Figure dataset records
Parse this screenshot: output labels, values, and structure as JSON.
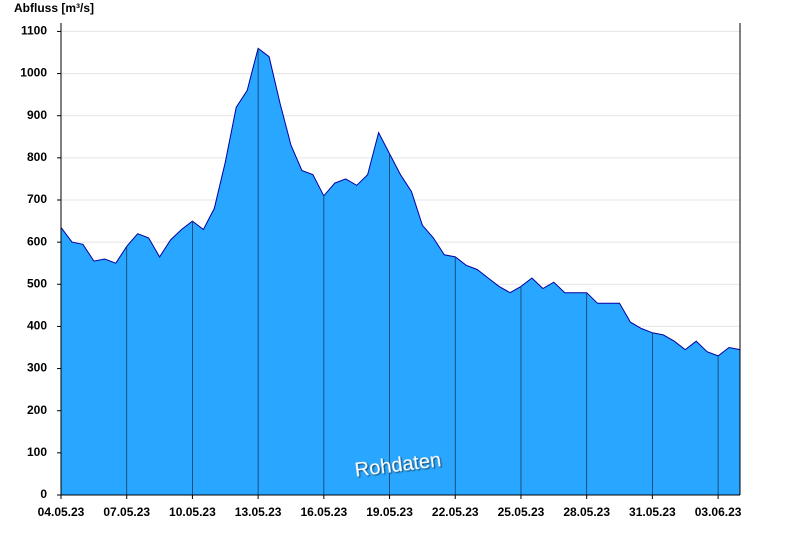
{
  "chart_data": {
    "type": "area",
    "y_label": "Abfluss [m³/s]",
    "watermark": "Rohdaten",
    "color": "#29a6ff",
    "line_color": "#0000a0",
    "grid": true,
    "x": [
      "2023-05-04T00:00",
      "2023-05-04T12:00",
      "2023-05-05T00:00",
      "2023-05-05T12:00",
      "2023-05-06T00:00",
      "2023-05-06T12:00",
      "2023-05-07T00:00",
      "2023-05-07T12:00",
      "2023-05-08T00:00",
      "2023-05-08T12:00",
      "2023-05-09T00:00",
      "2023-05-09T12:00",
      "2023-05-10T00:00",
      "2023-05-10T12:00",
      "2023-05-11T00:00",
      "2023-05-11T12:00",
      "2023-05-12T00:00",
      "2023-05-12T12:00",
      "2023-05-13T00:00",
      "2023-05-13T12:00",
      "2023-05-14T00:00",
      "2023-05-14T12:00",
      "2023-05-15T00:00",
      "2023-05-15T12:00",
      "2023-05-16T00:00",
      "2023-05-16T12:00",
      "2023-05-17T00:00",
      "2023-05-17T12:00",
      "2023-05-18T00:00",
      "2023-05-18T12:00",
      "2023-05-19T00:00",
      "2023-05-19T12:00",
      "2023-05-20T00:00",
      "2023-05-20T12:00",
      "2023-05-21T00:00",
      "2023-05-21T12:00",
      "2023-05-22T00:00",
      "2023-05-22T12:00",
      "2023-05-23T00:00",
      "2023-05-23T12:00",
      "2023-05-24T00:00",
      "2023-05-24T12:00",
      "2023-05-25T00:00",
      "2023-05-25T12:00",
      "2023-05-26T00:00",
      "2023-05-26T12:00",
      "2023-05-27T00:00",
      "2023-05-27T12:00",
      "2023-05-28T00:00",
      "2023-05-28T12:00",
      "2023-05-29T00:00",
      "2023-05-29T12:00",
      "2023-05-30T00:00",
      "2023-05-30T12:00",
      "2023-05-31T00:00",
      "2023-05-31T12:00",
      "2023-06-01T00:00",
      "2023-06-01T12:00",
      "2023-06-02T00:00",
      "2023-06-02T12:00",
      "2023-06-03T00:00",
      "2023-06-03T12:00",
      "2023-06-04T00:00"
    ],
    "values": [
      635,
      600,
      595,
      555,
      560,
      550,
      590,
      620,
      610,
      565,
      605,
      630,
      650,
      630,
      680,
      790,
      920,
      960,
      1060,
      1040,
      930,
      830,
      770,
      760,
      710,
      740,
      750,
      735,
      760,
      860,
      810,
      760,
      720,
      640,
      610,
      570,
      565,
      545,
      535,
      515,
      495,
      480,
      495,
      515,
      490,
      505,
      480,
      480,
      480,
      455,
      455,
      455,
      410,
      395,
      385,
      380,
      365,
      345,
      365,
      340,
      330,
      350,
      345
    ],
    "xlim": [
      "2023-05-04T00:00",
      "2023-06-04T00:00"
    ],
    "xticks": [
      {
        "value": "2023-05-04T00:00",
        "label": "04.05.23"
      },
      {
        "value": "2023-05-07T00:00",
        "label": "07.05.23"
      },
      {
        "value": "2023-05-10T00:00",
        "label": "10.05.23"
      },
      {
        "value": "2023-05-13T00:00",
        "label": "13.05.23"
      },
      {
        "value": "2023-05-16T00:00",
        "label": "16.05.23"
      },
      {
        "value": "2023-05-19T00:00",
        "label": "19.05.23"
      },
      {
        "value": "2023-05-22T00:00",
        "label": "22.05.23"
      },
      {
        "value": "2023-05-25T00:00",
        "label": "25.05.23"
      },
      {
        "value": "2023-05-28T00:00",
        "label": "28.05.23"
      },
      {
        "value": "2023-05-31T00:00",
        "label": "31.05.23"
      },
      {
        "value": "2023-06-03T00:00",
        "label": "03.06.23"
      }
    ],
    "ylim": [
      0,
      1120
    ],
    "yticks": [
      0,
      100,
      200,
      300,
      400,
      500,
      600,
      700,
      800,
      900,
      1000,
      1100
    ]
  }
}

*EXERCISE*. On how many lines does the word "values" appear? Answer with only the number.

*WORKED SOLUTION*. 2